「職場に近い狭いタワマン」は本当に幸せなのか…本物のお金持ちが私鉄沿線を選ぶ「文化資本」という理由
※本稿は、小林拓矢『関東の私鉄沿線格差』(KAWADE夢新書)の一部を再編集したものです。
■東京は「中心がオフィス、周辺が住宅」という形ではない
東京圏は皇居を中心に、官庁街やオフィス街があり、その外側に住宅街がある、という形態ではない。確かに東京の中心部というのはあるが、中心部でもターミナルごとに多極化しており、そこにターミナルを構える私鉄も、多様な路線となっている。「均一に、同心円状に都市圏が広がっている」というわけではないのだ。
都市社会学ではアーネスト・バージェスの同心円地帯理論のほかに、ホーマー・ホイトのセクター理論、チョンシー・ハリスとエドワード・ウルマンの多核心理論が、都市空間のモデルとして提示されている。現実の東京都市圏は、これらの諸理論を組み合わせて考えることが可能だ。
ホイトのセクター理論は、中心点から等距離にあっても、方向によっては地域の性格が違うことを示している。特定のタイプの地域が一定の方向に向かって外延(がいえん)部へと移動していると指摘しているのだ。その一例として、鉄道の沿線を挙げる。このような沿線は、東急電鉄の沿線、とくに東急田園都市線に当てはまると考えていい。
ハリスとウルマンの多核心理論は、都市の土地利用は複数の核の周囲に広がるということを示している。これは、主要私鉄のターミナル駅を表すのにふさわしい理論ではないかと筆者は考える。まず東京圏は、中心から郊外へと広がるように見えるものの、その広がり方は一様ではない。沿線ごとに特性があり、工業地帯や住宅地帯それぞれで違いがある。
■貧しい人ほど中心部に住む傾向がある
また、各私鉄のターミナルがそれぞれの地域の核となっているケースはよく見られる。
山手線内に住宅街がある一方、その外側に商業エリアがあったり、あるいは工業エリアがあったりする。さらに、その外側に住宅が多くあるエリアもある。工業といっても、さまざまである。町工場のような小規模なものから、京浜工業地帯の巨大な工場まで、地域によりどんな工業が存在するか違いがある。小規模であるならば、住宅街と共存していることが多い。これらの違いが、沿線によって多様であり、東京圏が均一でないことを示している。
この項目で挙げた都市社会学の3つのモデルでは、中心の業務地区や商工業者のいる地区のほかに、下層階級・中産階級・上層階級それぞれの住宅地があり、モデルによっては郊外の通勤者向けの住宅地がある。そして、階級・階層ごとに、どこに住むかが分けられているという特徴がある。

> **練習問題**:
(1) 東京圏の都市構造に関する文章から、「ハリスとウルマンの多核心理論」を含む語句で始まり「宅地帯それぞれで違いがある。」で終わる部分を取り出し、「郊外」を「周縁部」に改めて書き直しなさい。
(2) 東京圏の都市構造に関する文章を、最後の文に続けて書き進めなさい。

> **提供データ**:
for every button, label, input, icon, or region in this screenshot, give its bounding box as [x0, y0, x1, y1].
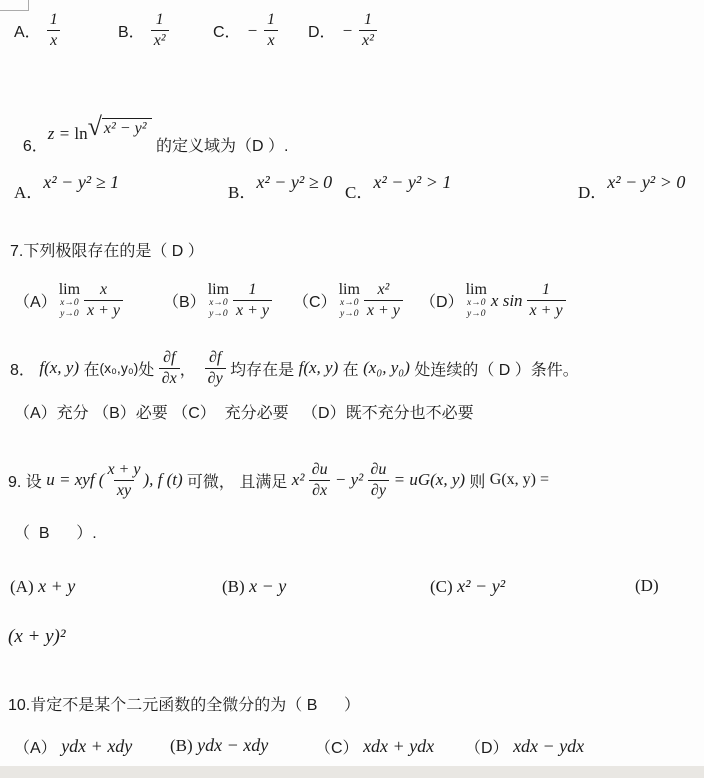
option-d-value: x² − y² > 0 — [607, 172, 685, 193]
q7-option-b: （B） limx→0y→0 1x + y — [163, 280, 272, 321]
lim-sub-x: x→0 — [60, 299, 78, 309]
q6-formula: z = ln√x² − y² — [48, 126, 152, 143]
partial-du-dx: ∂u∂x — [309, 460, 331, 501]
radicand: x² − y² — [102, 118, 152, 138]
option-a-label: （A） — [14, 289, 57, 312]
fraction: 1x² — [151, 10, 169, 51]
q5-option-a: A． 1x — [14, 10, 67, 51]
fraction: 1x + y — [527, 280, 566, 321]
option-a-value: ydx + xdy — [57, 736, 133, 757]
fraction-numerator: 1 — [361, 10, 375, 30]
option-b-label: B． — [228, 178, 256, 203]
option-c-label: C． — [213, 19, 241, 42]
question9-answer-line: （ B ）. — [14, 520, 97, 543]
lim-sub-x: x→0 — [340, 299, 358, 309]
option-c-value: x² − y² — [453, 576, 505, 597]
pre-term: x sin — [491, 291, 523, 311]
option-d-label: D． — [578, 178, 607, 203]
stem-text: 在 — [338, 357, 363, 380]
q5-option-b: B． 1x² — [118, 10, 175, 51]
option-b-value: x − y — [245, 576, 287, 597]
fraction-numerator: x — [97, 280, 110, 300]
fraction-numerator: ∂f — [160, 348, 178, 368]
q6-option-c: C．x² − y² > 1 — [345, 178, 451, 203]
option-d-label: D． — [308, 19, 336, 42]
question5-options-row: A． 1x B． 1x² C． − 1x D． − 1x² — [0, 10, 704, 66]
option-a-label: A． — [14, 178, 43, 203]
radical-sign: √ — [88, 114, 102, 140]
option-b-label: B． — [118, 19, 145, 42]
q6-option-b: B．x² − y² ≥ 0 — [228, 178, 332, 203]
option-b-value: ydx − xdy — [193, 735, 269, 756]
minus-y-squared: − y² — [331, 470, 368, 490]
question7-options-row: （A） limx→0y→0 xx + y （B） limx→0y→0 1x + … — [0, 280, 704, 336]
q9-option-b: (B) x − y — [222, 576, 286, 597]
option-c-value: xdx + ydx — [359, 736, 435, 757]
question-number: 6． — [23, 138, 48, 155]
ln-function: ln — [74, 124, 87, 143]
point-x0y0: (x₀, y₀) — [363, 358, 410, 378]
fraction-numerator: 1 — [47, 10, 61, 30]
q10-option-c: （C） xdx + ydx — [315, 735, 434, 758]
option-b-label: (B) — [170, 736, 193, 756]
stem-text: 可微， 且满足 — [187, 469, 292, 492]
lim-sub-x: x→0 — [467, 299, 485, 309]
fraction-denominator: ∂x — [309, 480, 330, 501]
comma: ， — [180, 357, 205, 380]
lim-word: lim — [339, 282, 360, 298]
q7-option-a: （A） limx→0y→0 xx + y — [14, 280, 123, 321]
ft-differentiable: ), f (t) — [143, 470, 186, 490]
fraction-denominator: x² — [359, 30, 377, 51]
option-d-value: xdx − ydx — [509, 736, 585, 757]
question-number: 9. 设 — [8, 469, 46, 492]
fraction-numerator: ∂u — [309, 460, 331, 480]
fraction: 1x + y — [233, 280, 272, 321]
question6-stem: 6．z = ln√x² − y² 的定义域为（D ）. — [14, 112, 288, 156]
q10-option-a: （A） ydx + xdy — [14, 735, 132, 758]
limit-symbol: limx→0y→0 — [59, 282, 80, 319]
question8-options-line: （A）充分 （B）必要 （C） 充分必要 （D）既不充分也不必要 — [14, 400, 474, 423]
stem-text: 均存在是 — [226, 357, 299, 380]
lim-word: lim — [208, 282, 229, 298]
option-a-label: A． — [14, 19, 41, 42]
limit-symbol: limx→0y→0 — [466, 282, 487, 319]
fraction-denominator: x + y — [233, 300, 272, 321]
fraction: 1x² — [359, 10, 377, 51]
question9-stem: 9. 设 u = xyf (x + yxy), f (t) 可微， 且满足 x²… — [8, 452, 549, 508]
square-root: √x² − y² — [88, 118, 152, 144]
fraction: 1x — [47, 10, 61, 51]
fraction-numerator: 1 — [153, 10, 167, 30]
stem-text: 则 — [469, 469, 489, 492]
fraction: xx + y — [84, 280, 123, 321]
option-a-label: (A) — [10, 577, 34, 597]
q5-option-d: D． − 1x² — [308, 10, 383, 51]
question-number: 8． — [10, 357, 39, 380]
fraction-numerator: x + y — [104, 460, 143, 480]
option-d-label: （D） — [420, 289, 464, 312]
q7-option-c: （C） limx→0y→0 x²x + y — [293, 280, 403, 321]
fraction-denominator: x² — [151, 30, 169, 51]
minus-sign: − — [342, 21, 353, 41]
partial-df-dy: ∂f∂y — [205, 348, 226, 389]
fraction-denominator: xy — [114, 480, 134, 501]
f-xy: f(x, y) — [39, 358, 79, 378]
q6-option-a: A．x² − y² ≥ 1 — [14, 178, 119, 203]
partial-du-dy: ∂u∂y — [367, 460, 389, 501]
fraction-numerator: ∂f — [206, 348, 224, 368]
q6-stem-text: 的定义域为（D ）. — [152, 138, 289, 155]
q5-option-c: C． − 1x — [213, 10, 284, 51]
partial-df-dx: ∂f∂x — [159, 348, 180, 389]
fraction-numerator: x² — [374, 280, 392, 300]
option-d-label: (D) — [635, 576, 659, 596]
lim-sub-y: y→0 — [209, 310, 227, 320]
option-a-value: x² − y² ≥ 1 — [43, 172, 119, 193]
q9-option-d: (D) — [635, 576, 659, 596]
stem-text: 在 — [79, 357, 99, 380]
q9-option-a: (A) x + y — [10, 576, 75, 597]
limit-symbol: limx→0y→0 — [208, 282, 229, 319]
q10-option-d: （D） xdx − ydx — [465, 735, 584, 758]
q9-option-c: (C) x² − y² — [430, 576, 505, 597]
fraction-numerator: 1 — [539, 280, 553, 300]
question6-options-row: A．x² − y² ≥ 1 B．x² − y² ≥ 0 C．x² − y² > … — [0, 178, 704, 228]
option-b-label: （B） — [163, 289, 206, 312]
fraction-denominator: x + y — [364, 300, 403, 321]
limit-symbol: limx→0y→0 — [339, 282, 360, 319]
fraction-numerator: 1 — [246, 280, 260, 300]
point-x0y0: (x₀,y₀) — [99, 360, 138, 376]
fraction-numerator: ∂u — [367, 460, 389, 480]
fraction: 1x — [264, 10, 278, 51]
option-c-label: （C） — [293, 289, 337, 312]
lim-word: lim — [466, 282, 487, 298]
G-xy-equals: G(x, y) = — [490, 471, 549, 489]
option-c-value: x² − y² > 1 — [373, 172, 451, 193]
fraction-numerator: 1 — [264, 10, 278, 30]
q10-option-b: (B) ydx − xdy — [170, 735, 268, 756]
fraction-denominator: ∂y — [368, 480, 389, 501]
lim-sub-y: y→0 — [60, 310, 78, 320]
question10-options-row: （A） ydx + xdy (B) ydx − xdy （C） xdx + yd… — [0, 735, 704, 765]
question8-stem: 8． f(x, y) 在(x₀,y₀)处 ∂f∂x， ∂f∂y 均存在是 f(x… — [10, 344, 579, 392]
f-xy: f(x, y) — [299, 358, 339, 378]
option-b-value: x² − y² ≥ 0 — [256, 172, 332, 193]
minus-sign: − — [247, 21, 258, 41]
question10-stem: 10.肯定不是某个二元函数的全微分的为（ B ） — [8, 692, 360, 715]
option-c-label: C． — [345, 178, 373, 203]
stem-text: 处连续的（ D ）条件。 — [410, 357, 579, 380]
question9-options-row: (A) x + y (B) x − y (C) x² − y² (D) — [0, 576, 704, 616]
page-bottom-edge-bar — [0, 766, 704, 778]
option-b-label: (B) — [222, 577, 245, 597]
q6-option-d: D．x² − y² > 0 — [578, 178, 685, 203]
question7-stem: 7.下列极限存在的是（ D ） — [10, 238, 204, 261]
lim-sub-y: y→0 — [340, 310, 358, 320]
option-c-label: （C） — [315, 735, 359, 758]
q9-option-d-overflow-value: (x + y)² — [8, 626, 66, 648]
fraction: x²x + y — [364, 280, 403, 321]
option-a-label: （A） — [14, 735, 57, 758]
fraction-xy: x + yxy — [104, 460, 143, 501]
lim-sub-x: x→0 — [209, 299, 227, 309]
q7-option-d: （D） limx→0y→0 x sin 1x + y — [420, 280, 566, 321]
option-a-value: x + y — [34, 576, 76, 597]
option-c-label: (C) — [430, 577, 453, 597]
fraction-denominator: x — [264, 30, 277, 51]
fraction-denominator: ∂x — [159, 368, 180, 389]
fraction-denominator: x + y — [84, 300, 123, 321]
x-squared: x² — [292, 470, 309, 490]
fraction-denominator: x — [47, 30, 60, 51]
lim-word: lim — [59, 282, 80, 298]
fraction-denominator: x + y — [527, 300, 566, 321]
lim-sub-y: y→0 — [467, 310, 485, 320]
fraction-denominator: ∂y — [205, 368, 226, 389]
equals-uG: = uG(x, y) — [389, 470, 469, 490]
formula-lhs: z = — [48, 124, 75, 143]
u-equals: u = xyf ( — [46, 470, 104, 490]
stem-text: 处 — [138, 357, 158, 380]
option-d-label: （D） — [465, 735, 509, 758]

> **解答一覧**:
(1)
ハリスとウルマンの多核心理論は、都市の土地利用は複数の核の周囲に広がるということを示している。これは、主要私鉄のターミナル駅を表すのにふさわしい理論ではないかと筆者は考える。まず東京圏は、中心から周縁部へと広がるように見えるものの、その広がり方は一様ではない。沿線ごとに特性があり、工業地帯や住宅地帯それぞれで違いがある。

(2)
そして意外なことに、図式的に考えると、貧しい人たちは中心部に住む傾向があり、豊かな人たちは郊外に住む傾向がある。わかりやすいのが田園調布だ。
東急東横線沿線のこの地域は、もともとは豊かで学のある層向けの住宅地として開発された。いまでは都心部からの距離も近いように思えるが、当時は都心から遠く離れていた。一方で、東武や京成の東京都内エリアは、木造住宅が密集し、中小の商工業者と昔からの住民がいるというエリアだ。とくに東武の北千住より南側はそういった要素が強い。
■タワマン住みのパワーカップルは裕福なのか
「沿線」という概念のない都心近くのエリアには、商工業地域と密接に絡み合った住宅地があり、古くからの人が暮らしている。
こういったエリアは、地価や固定資産税は高く、その対策のためにマンションやアパートなどが多く建てられるようになる。そこに若い独身者などが暮らし、職場との行き来が中心の生活を送るようになる。仕事にあくせく追われ、残業も多いが給料は少なく、家では寝るだけ、という人物像が見てとれるだろう。
しかも、その住まいが利回り第一の投資用物件であるならば、もはや「さまざまなところから搾取(さくしゅ)されている」と考えるようになってもおかしくはない。このような人たちが暮らしている地域が、都心の近くにある。よくパワーカップル(高収入を得ている共働き夫婦)が都心近くのタワーマンションに暮らしているという話があるが、もし、その住宅ローンの返済にあくせくしているのであれば、本質的には投資用物件に住む若い独身者と変わりはない。
また、企業の経営者などが港区のタワーマンションに暮らしているという反論もあるものの、これこそ仕事上の必要性に迫られて暮らしていると考えたほうが妥当だ。都心部やその近くではなく、都心から離れた住宅地でゆったりとした暮らしを送るほうが、実質的には豊かではないかと筆者は強く思っている。
■沿線から格差が浮かび上がってくる
働く場所、暮らす場所。豊かさ、貧しさ。そこに地域の特性が加わり、東京圏の多様性というものが見てとれる。しかし、そこでは格差と不平等が顕在(けんざい)化し、覆い隠せないようになっているのは、もはや誰しもが感じていることだろう。その最たるものが「沿線」だ。
沿線ごとに人々の働き方や暮らし方が変わり、生活水準にも違いがあり、文化的諸活動にも違いがある。その違いを「多様性」と見るか、「分断」と見るか。これは、あなたの価値判断にゆだねるしかない。
しかし、均一性・平等性というものはまったくなく、東京圏は格差と不平等がそこかしこで見られるようになっていることは確かだ。それが「沿線格差」として表れるのは、多くの人が理解しあえる論点として共有することが可能だからだろう。それは、私鉄各社の企業戦略とも関係している。「沿線格差」はこれからもますます広がるばかりなのだ。
「何が価値観を決めるか」は難しい。生まれ育った環境が価値観を決めるという人もいれば、遺伝で価値観が決まると考える人もいる。「存在が意識を規定する」というのはカール・マルクスの考えであり、経済的な状況が社会的なこと、あるいは政治的なことを決定するということはよく知られた話である。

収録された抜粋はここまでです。